Will you give the material below again, every line exactly as it is?

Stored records

::::::::

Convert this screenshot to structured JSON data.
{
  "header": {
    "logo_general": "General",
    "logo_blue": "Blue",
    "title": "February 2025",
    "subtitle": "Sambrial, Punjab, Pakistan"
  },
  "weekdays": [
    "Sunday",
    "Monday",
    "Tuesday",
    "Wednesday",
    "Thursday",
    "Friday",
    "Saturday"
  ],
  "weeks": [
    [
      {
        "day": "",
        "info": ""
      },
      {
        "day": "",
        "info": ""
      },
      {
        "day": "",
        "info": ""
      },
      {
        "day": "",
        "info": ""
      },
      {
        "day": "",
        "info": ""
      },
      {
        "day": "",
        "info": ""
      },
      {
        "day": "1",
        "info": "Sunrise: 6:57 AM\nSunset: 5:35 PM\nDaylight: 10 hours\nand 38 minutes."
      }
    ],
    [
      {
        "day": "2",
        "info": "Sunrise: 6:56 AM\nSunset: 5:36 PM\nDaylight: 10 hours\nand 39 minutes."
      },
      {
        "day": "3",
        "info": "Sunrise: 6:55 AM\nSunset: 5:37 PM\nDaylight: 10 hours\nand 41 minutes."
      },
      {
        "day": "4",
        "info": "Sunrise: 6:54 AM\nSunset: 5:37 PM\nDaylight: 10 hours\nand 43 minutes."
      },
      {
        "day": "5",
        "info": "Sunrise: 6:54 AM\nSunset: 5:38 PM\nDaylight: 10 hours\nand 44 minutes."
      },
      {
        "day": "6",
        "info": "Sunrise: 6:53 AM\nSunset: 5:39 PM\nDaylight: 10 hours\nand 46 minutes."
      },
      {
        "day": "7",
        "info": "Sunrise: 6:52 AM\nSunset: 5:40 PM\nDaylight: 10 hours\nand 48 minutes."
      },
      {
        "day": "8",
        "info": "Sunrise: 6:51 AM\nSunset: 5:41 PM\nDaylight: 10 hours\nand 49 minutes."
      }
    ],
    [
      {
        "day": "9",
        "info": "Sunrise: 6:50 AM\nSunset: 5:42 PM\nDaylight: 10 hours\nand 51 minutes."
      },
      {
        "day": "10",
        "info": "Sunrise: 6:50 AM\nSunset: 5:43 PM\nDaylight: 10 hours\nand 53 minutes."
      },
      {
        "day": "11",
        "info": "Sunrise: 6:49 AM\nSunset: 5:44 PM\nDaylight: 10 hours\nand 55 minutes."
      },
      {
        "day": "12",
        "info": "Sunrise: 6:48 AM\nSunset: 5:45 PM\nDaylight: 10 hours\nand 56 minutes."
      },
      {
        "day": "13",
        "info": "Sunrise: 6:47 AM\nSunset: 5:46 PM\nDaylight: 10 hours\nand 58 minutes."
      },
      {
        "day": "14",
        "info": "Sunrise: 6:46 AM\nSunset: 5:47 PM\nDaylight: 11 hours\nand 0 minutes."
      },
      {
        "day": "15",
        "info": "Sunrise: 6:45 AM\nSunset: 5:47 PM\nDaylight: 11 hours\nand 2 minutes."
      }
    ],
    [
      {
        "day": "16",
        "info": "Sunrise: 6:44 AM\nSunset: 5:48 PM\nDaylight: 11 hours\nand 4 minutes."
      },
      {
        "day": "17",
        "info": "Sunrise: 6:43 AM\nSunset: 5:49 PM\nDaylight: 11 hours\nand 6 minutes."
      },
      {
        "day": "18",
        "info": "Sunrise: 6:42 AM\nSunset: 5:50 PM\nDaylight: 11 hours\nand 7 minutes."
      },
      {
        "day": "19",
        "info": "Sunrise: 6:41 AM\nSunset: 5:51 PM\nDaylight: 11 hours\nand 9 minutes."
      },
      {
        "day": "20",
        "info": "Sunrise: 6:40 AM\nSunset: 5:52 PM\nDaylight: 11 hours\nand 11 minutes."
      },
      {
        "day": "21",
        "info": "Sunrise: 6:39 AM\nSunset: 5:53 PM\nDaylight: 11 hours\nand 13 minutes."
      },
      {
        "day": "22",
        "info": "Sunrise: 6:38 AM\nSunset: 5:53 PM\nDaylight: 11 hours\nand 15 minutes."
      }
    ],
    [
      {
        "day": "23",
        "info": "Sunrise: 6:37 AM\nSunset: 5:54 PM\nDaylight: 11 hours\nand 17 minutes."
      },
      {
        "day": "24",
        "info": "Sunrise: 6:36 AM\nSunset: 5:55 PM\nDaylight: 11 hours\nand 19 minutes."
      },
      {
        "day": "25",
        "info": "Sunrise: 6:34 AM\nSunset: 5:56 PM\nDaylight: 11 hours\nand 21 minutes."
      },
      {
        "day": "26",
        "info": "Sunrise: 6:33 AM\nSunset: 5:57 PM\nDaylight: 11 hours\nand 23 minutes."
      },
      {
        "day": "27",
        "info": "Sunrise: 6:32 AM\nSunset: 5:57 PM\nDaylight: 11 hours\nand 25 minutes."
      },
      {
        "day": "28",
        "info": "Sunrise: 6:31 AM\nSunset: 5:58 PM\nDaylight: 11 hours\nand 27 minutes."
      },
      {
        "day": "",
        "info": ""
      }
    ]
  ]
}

::::::::

■ TASK RESULT:
Convert this screenshot to structured JSON data.
{
  "header": {
    "logo_general": "General",
    "logo_blue": "Blue",
    "title": "February 2025",
    "subtitle": "Sambrial, Punjab, Pakistan"
  },
  "weekdays": [
    "Sunday",
    "Monday",
    "Tuesday",
    "Wednesday",
    "Thursday",
    "Friday",
    "Saturday"
  ],
  "weeks": [
    [
      {
        "day": "",
        "info": ""
      },
      {
        "day": "",
        "info": ""
      },
      {
        "day": "",
        "info": ""
      },
      {
        "day": "",
        "info": ""
      },
      {
        "day": "",
        "info": ""
      },
      {
        "day": "",
        "info": ""
      },
      {
        "day": "1",
        "info": "Sunrise: 6:57 AM\nSunset: 5:35 PM\nDaylight: 10 hours\nand 38 minutes."
      }
    ],
    [
      {
        "day": "2",
        "info": "Sunrise: 6:56 AM\nSunset: 5:36 PM\nDaylight: 10 hours\nand 39 minutes."
      },
      {
        "day": "3",
        "info": "Sunrise: 6:55 AM\nSunset: 5:37 PM\nDaylight: 10 hours\nand 41 minutes."
      },
      {
        "day": "4",
        "info": "Sunrise: 6:54 AM\nSunset: 5:37 PM\nDaylight: 10 hours\nand 43 minutes."
      },
      {
        "day": "5",
        "info": "Sunrise: 6:54 AM\nSunset: 5:38 PM\nDaylight: 10 hours\nand 44 minutes."
      },
      {
        "day": "6",
        "info": "Sunrise: 6:53 AM\nSunset: 5:39 PM\nDaylight: 10 hours\nand 46 minutes."
      },
      {
        "day": "7",
        "info": "Sunrise: 6:52 AM\nSunset: 5:40 PM\nDaylight: 10 hours\nand 48 minutes."
      },
      {
        "day": "8",
        "info": "Sunrise: 6:51 AM\nSunset: 5:41 PM\nDaylight: 10 hours\nand 49 minutes."
      }
    ],
    [
      {
        "day": "9",
        "info": "Sunrise: 6:50 AM\nSunset: 5:42 PM\nDaylight: 10 hours\nand 51 minutes."
      },
      {
        "day": "10",
        "info": "Sunrise: 6:50 AM\nSunset: 5:43 PM\nDaylight: 10 hours\nand 53 minutes."
      },
      {
        "day": "11",
        "info": "Sunrise: 6:49 AM\nSunset: 5:44 PM\nDaylight: 10 hours\nand 55 minutes."
      },
      {
        "day": "12",
        "info": "Sunrise: 6:48 AM\nSunset: 5:45 PM\nDaylight: 10 hours\nand 56 minutes."
      },
      {
        "day": "13",
        "info": "Sunrise: 6:47 AM\nSunset: 5:46 PM\nDaylight: 10 hours\nand 58 minutes."
      },
      {
        "day": "14",
        "info": "Sunrise: 6:46 AM\nSunset: 5:47 PM\nDaylight: 11 hours\nand 0 minutes."
      },
      {
        "day": "15",
        "info": "Sunrise: 6:45 AM\nSunset: 5:47 PM\nDaylight: 11 hours\nand 2 minutes."
      }
    ],
    [
      {
        "day": "16",
        "info": "Sunrise: 6:44 AM\nSunset: 5:48 PM\nDaylight: 11 hours\nand 4 minutes."
      },
      {
        "day": "17",
        "info": "Sunrise: 6:43 AM\nSunset: 5:49 PM\nDaylight: 11 hours\nand 6 minutes."
      },
      {
        "day": "18",
        "info": "Sunrise: 6:42 AM\nSunset: 5:50 PM\nDaylight: 11 hours\nand 7 minutes."
      },
      {
        "day": "19",
        "info": "Sunrise: 6:41 AM\nSunset: 5:51 PM\nDaylight: 11 hours\nand 9 minutes."
      },
      {
        "day": "20",
        "info": "Sunrise: 6:40 AM\nSunset: 5:52 PM\nDaylight: 11 hours\nand 11 minutes."
      },
      {
        "day": "21",
        "info": "Sunrise: 6:39 AM\nSunset: 5:53 PM\nDaylight: 11 hours\nand 13 minutes."
      },
      {
        "day": "22",
        "info": "Sunrise: 6:38 AM\nSunset: 5:53 PM\nDaylight: 11 hours\nand 15 minutes."
      }
    ],
    [
      {
        "day": "23",
        "info": "Sunrise: 6:37 AM\nSunset: 5:54 PM\nDaylight: 11 hours\nand 17 minutes."
      },
      {
        "day": "24",
        "info": "Sunrise: 6:36 AM\nSunset: 5:55 PM\nDaylight: 11 hours\nand 19 minutes."
      },
      {
        "day": "25",
        "info": "Sunrise: 6:34 AM\nSunset: 5:56 PM\nDaylight: 11 hours\nand 21 minutes."
      },
      {
        "day": "26",
        "info": "Sunrise: 6:33 AM\nSunset: 5:57 PM\nDaylight: 11 hours\nand 23 minutes."
      },
      {
        "day": "27",
        "info": "Sunrise: 6:32 AM\nSunset: 5:57 PM\nDaylight: 11 hours\nand 25 minutes."
      },
      {
        "day": "28",
        "info": "Sunrise: 6:31 AM\nSunset: 5:58 PM\nDaylight: 11 hours\nand 27 minutes."
      },
      {
        "day": "",
        "info": ""
      }
    ]
  ]
}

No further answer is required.